* **Exercise**: Filter the entries below, keeping only lines with the word "Agency".

* **Recorded information**:
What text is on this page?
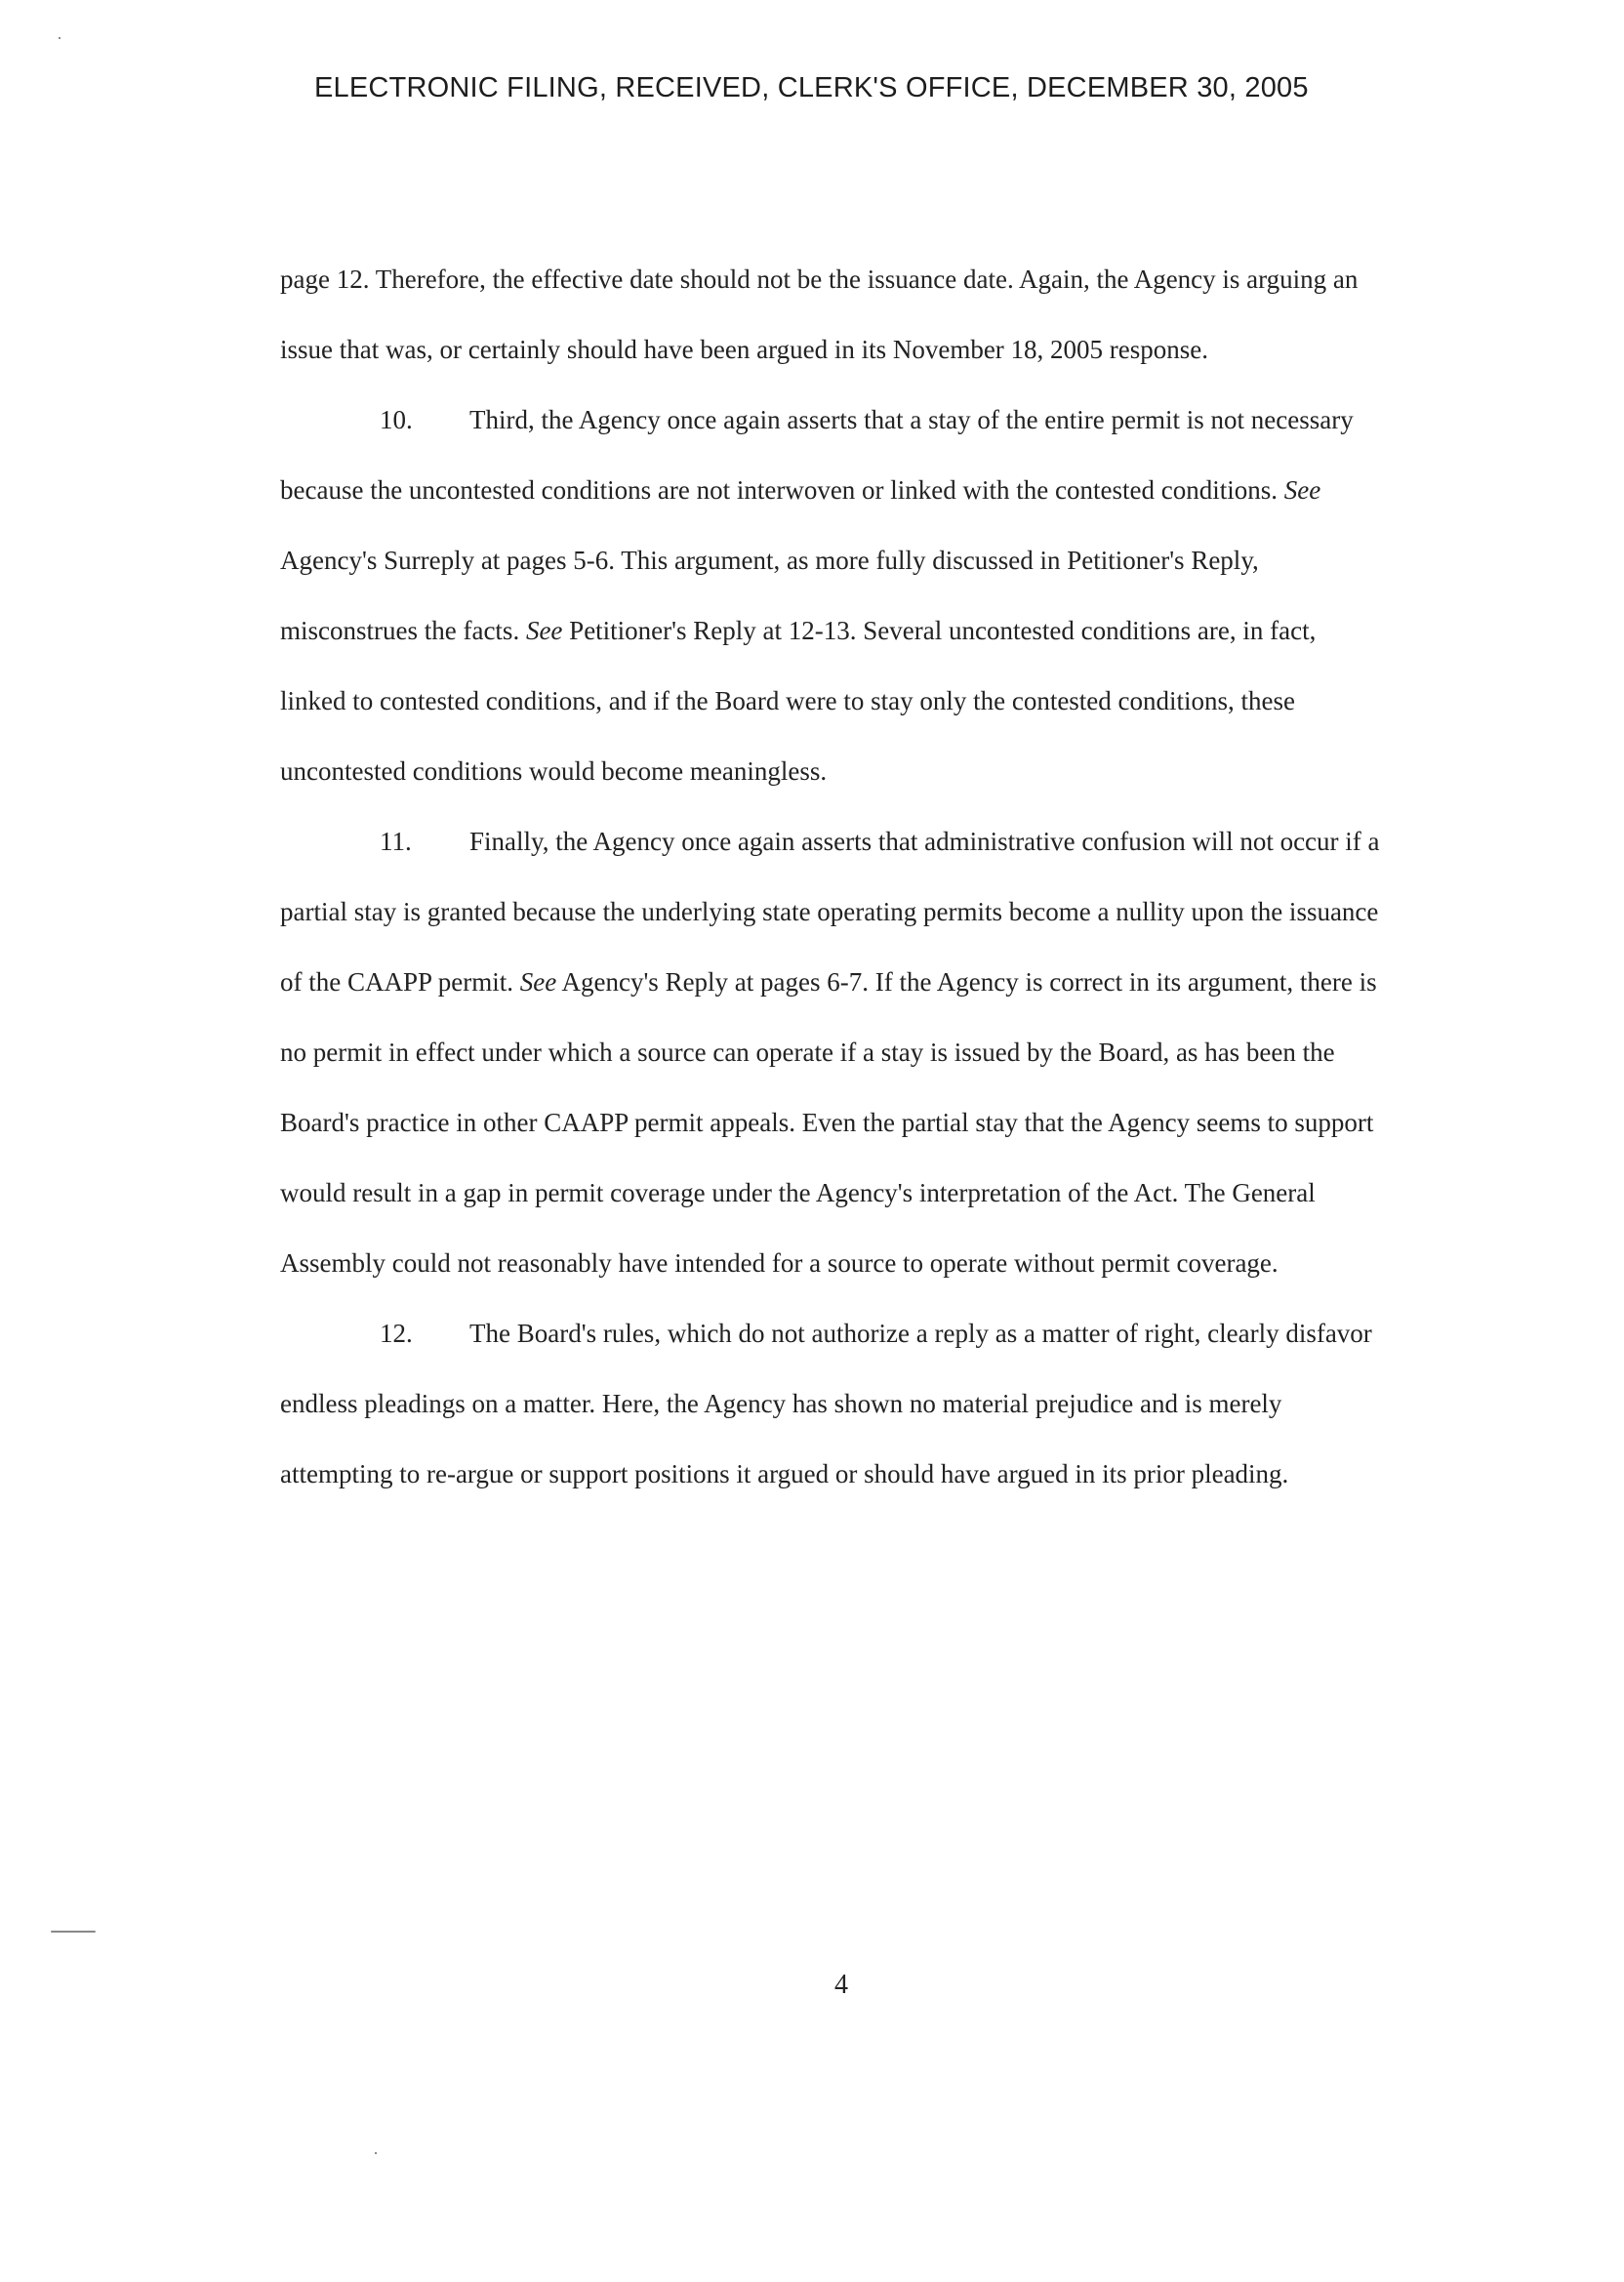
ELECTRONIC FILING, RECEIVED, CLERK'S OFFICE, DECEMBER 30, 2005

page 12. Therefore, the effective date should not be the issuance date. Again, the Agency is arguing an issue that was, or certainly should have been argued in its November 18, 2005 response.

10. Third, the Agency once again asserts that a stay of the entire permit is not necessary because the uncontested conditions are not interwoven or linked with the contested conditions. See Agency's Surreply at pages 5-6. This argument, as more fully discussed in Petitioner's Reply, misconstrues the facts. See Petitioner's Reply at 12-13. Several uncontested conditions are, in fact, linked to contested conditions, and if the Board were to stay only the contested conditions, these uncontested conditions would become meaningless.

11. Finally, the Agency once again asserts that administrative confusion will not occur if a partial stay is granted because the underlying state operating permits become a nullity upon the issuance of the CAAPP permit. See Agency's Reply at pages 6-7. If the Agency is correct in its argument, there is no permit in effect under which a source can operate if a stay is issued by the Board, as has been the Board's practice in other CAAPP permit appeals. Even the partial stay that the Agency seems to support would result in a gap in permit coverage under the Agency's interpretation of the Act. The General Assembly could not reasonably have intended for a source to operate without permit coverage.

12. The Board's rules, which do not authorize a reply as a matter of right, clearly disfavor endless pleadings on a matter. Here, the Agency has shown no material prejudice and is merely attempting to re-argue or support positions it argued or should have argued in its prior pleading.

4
==
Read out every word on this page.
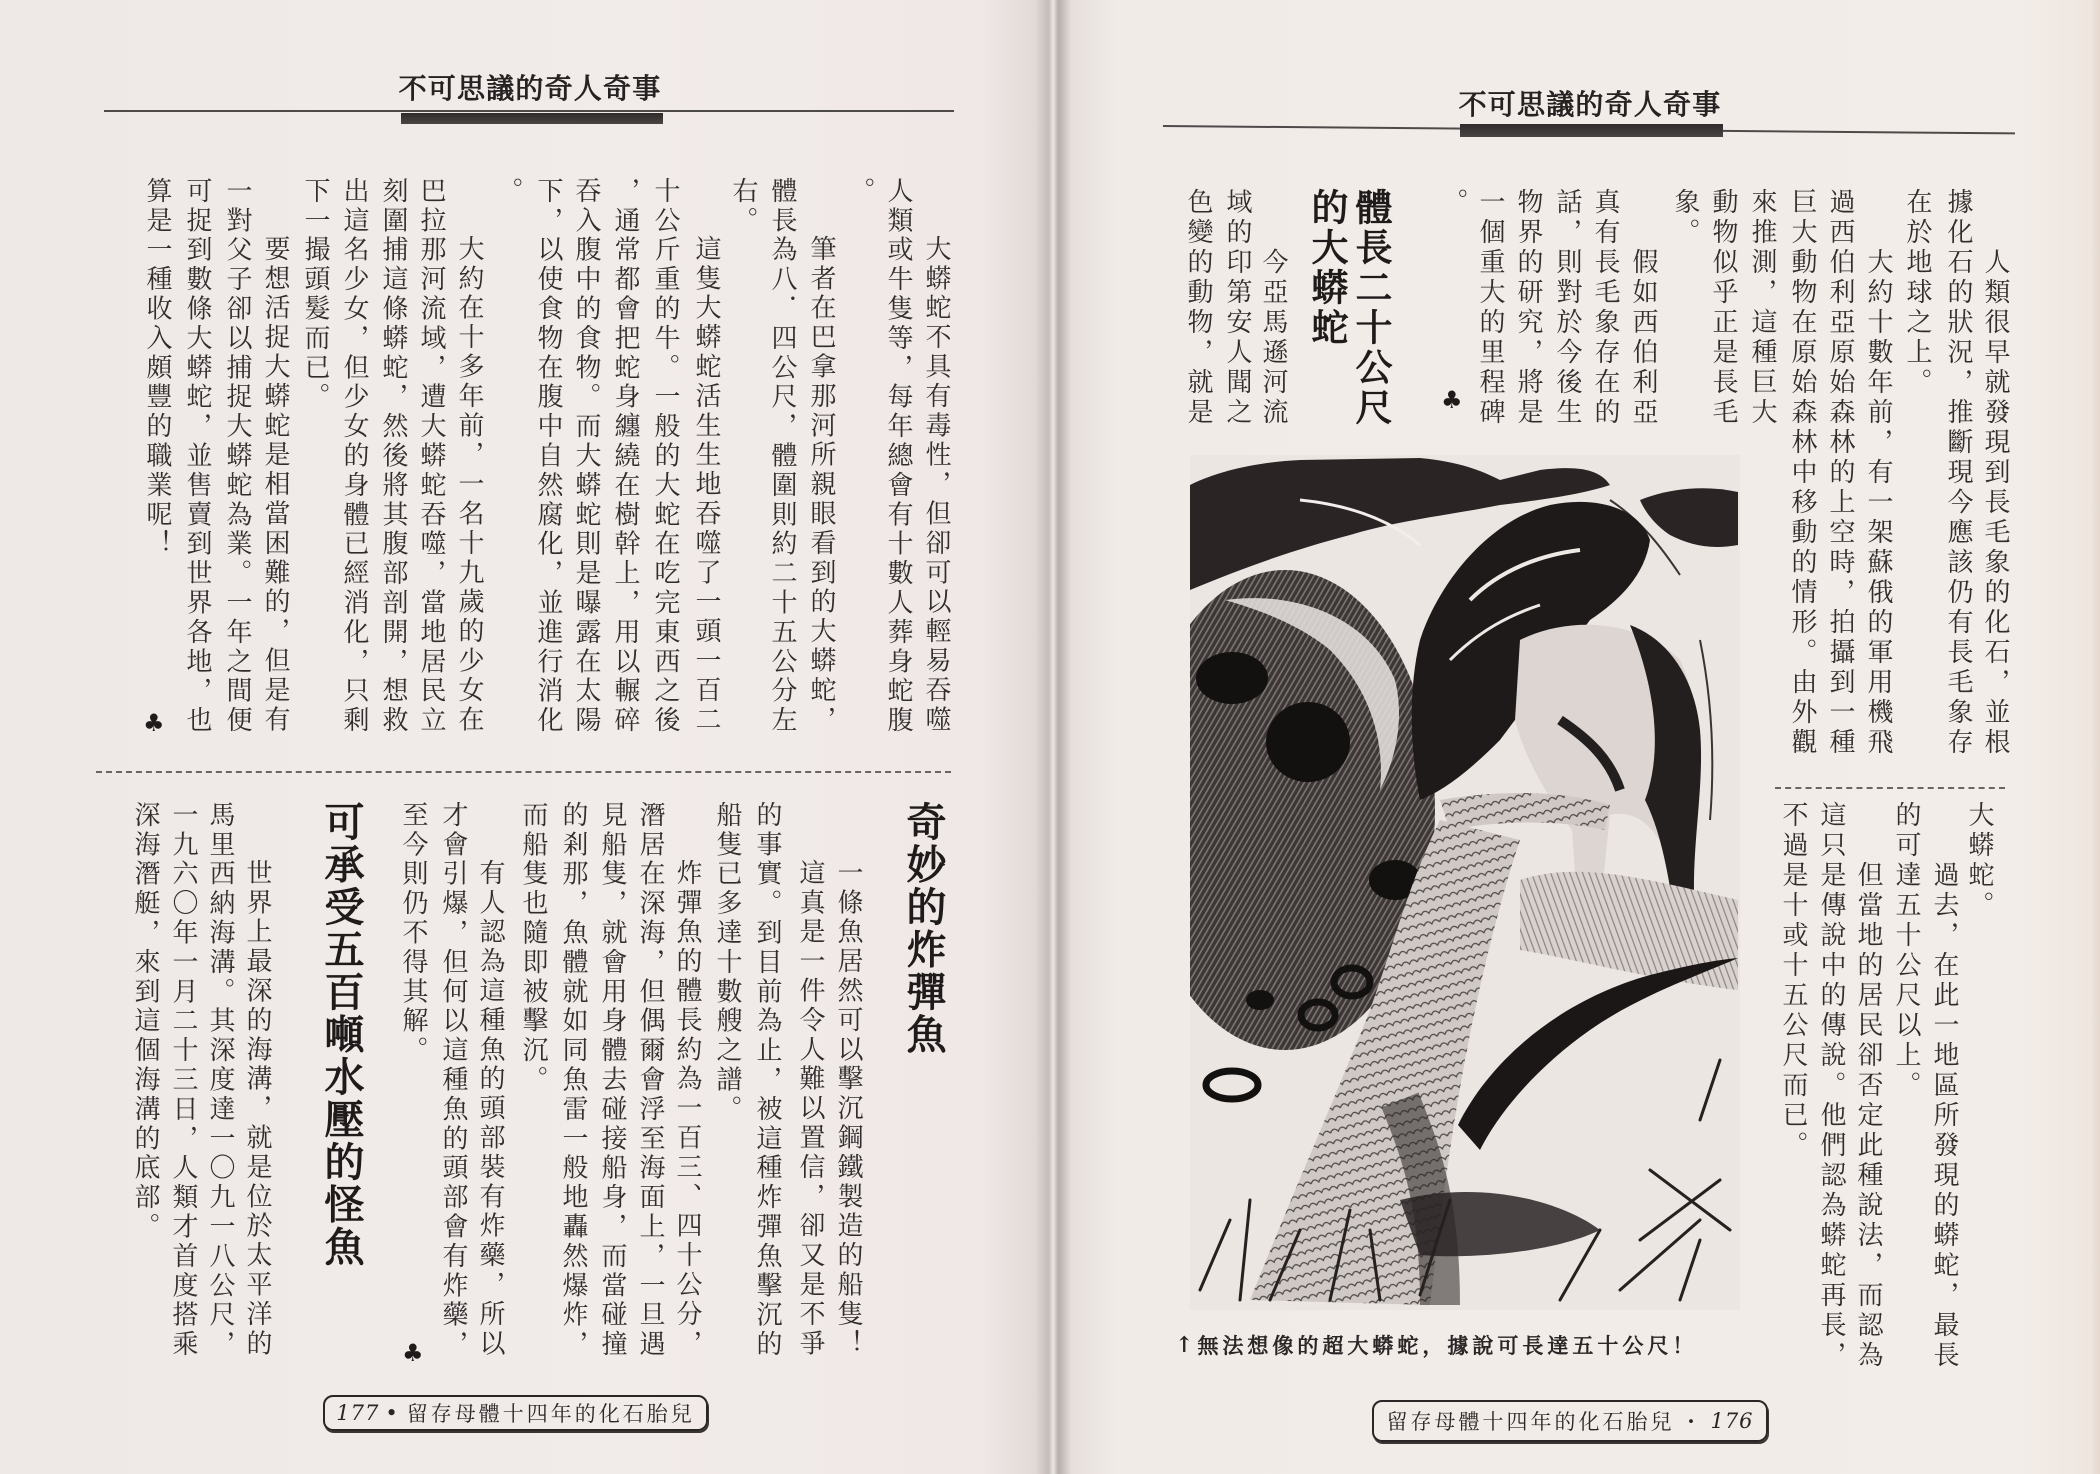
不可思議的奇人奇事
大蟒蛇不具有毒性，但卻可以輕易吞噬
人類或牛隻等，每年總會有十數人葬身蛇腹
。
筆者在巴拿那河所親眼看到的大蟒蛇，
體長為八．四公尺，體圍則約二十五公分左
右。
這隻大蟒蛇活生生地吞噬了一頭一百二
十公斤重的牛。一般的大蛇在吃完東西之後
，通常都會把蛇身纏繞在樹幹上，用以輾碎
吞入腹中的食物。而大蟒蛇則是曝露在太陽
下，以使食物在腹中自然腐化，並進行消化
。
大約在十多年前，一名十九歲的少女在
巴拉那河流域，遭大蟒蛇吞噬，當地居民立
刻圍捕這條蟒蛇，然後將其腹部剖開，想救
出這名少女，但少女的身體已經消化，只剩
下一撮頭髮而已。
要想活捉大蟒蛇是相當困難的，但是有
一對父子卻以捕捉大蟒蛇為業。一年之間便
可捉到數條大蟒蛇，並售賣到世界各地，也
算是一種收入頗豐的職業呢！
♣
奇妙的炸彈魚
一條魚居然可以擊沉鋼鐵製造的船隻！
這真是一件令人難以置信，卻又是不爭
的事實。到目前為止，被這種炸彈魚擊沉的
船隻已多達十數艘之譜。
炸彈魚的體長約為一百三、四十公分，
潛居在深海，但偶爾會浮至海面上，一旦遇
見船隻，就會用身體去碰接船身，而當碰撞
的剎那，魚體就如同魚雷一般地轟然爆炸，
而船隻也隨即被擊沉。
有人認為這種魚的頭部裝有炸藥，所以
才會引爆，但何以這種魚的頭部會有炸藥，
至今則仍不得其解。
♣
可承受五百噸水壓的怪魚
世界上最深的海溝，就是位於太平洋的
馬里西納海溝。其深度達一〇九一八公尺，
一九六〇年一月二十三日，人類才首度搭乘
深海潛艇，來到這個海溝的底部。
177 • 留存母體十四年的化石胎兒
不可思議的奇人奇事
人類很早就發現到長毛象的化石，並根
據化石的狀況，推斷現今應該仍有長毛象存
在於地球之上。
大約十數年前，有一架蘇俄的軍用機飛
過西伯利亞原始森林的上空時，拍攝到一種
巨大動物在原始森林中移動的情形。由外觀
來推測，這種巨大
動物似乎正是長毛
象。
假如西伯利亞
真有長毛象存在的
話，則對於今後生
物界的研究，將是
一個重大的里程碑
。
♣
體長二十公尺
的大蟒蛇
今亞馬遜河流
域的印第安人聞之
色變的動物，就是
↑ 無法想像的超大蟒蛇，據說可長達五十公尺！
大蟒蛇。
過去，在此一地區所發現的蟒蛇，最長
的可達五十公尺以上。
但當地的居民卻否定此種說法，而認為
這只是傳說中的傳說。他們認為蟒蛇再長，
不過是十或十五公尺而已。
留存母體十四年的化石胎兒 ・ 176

* **Response to this exercise**:
page 12. Therefore, the effective date should not be the issuance date. Again, the Agency is arguing an issue that was, or certainly should have been argued in its November 18, 2005 response.
10. Third, the Agency once again asserts that a stay of the entire permit is not necessary because the uncontested conditions are not interwoven or linked with the contested conditions. See Agency's Surreply at pages 5-6. This argument, as more fully discussed in Petitioner's Reply, misconstrues the facts. See Petitioner's Reply at 12-13. Several uncontested conditions are, in fact, linked to contested conditions, and if the Board were to stay only the contested conditions, these uncontested conditions would become meaningless.
11. Finally, the Agency once again asserts that administrative confusion will not occur if a partial stay is granted because the underlying state operating permits become a nullity upon the issuance of the CAAPP permit. See Agency's Reply at pages 6-7. If the Agency is correct in its argument, there is no permit in effect under which a source can operate if a stay is issued by the Board, as has been the Board's practice in other CAAPP permit appeals. Even the partial stay that the Agency seems to support would result in a gap in permit coverage under the Agency's interpretation of the Act. The General Assembly could not reasonably have intended for a source to operate without permit coverage.
12. The Board's rules, which do not authorize a reply as a matter of right, clearly disfavor endless pleadings on a matter. Here, the Agency has shown no material prejudice and is merely attempting to re-argue or support positions it argued or should have argued in its prior pleading.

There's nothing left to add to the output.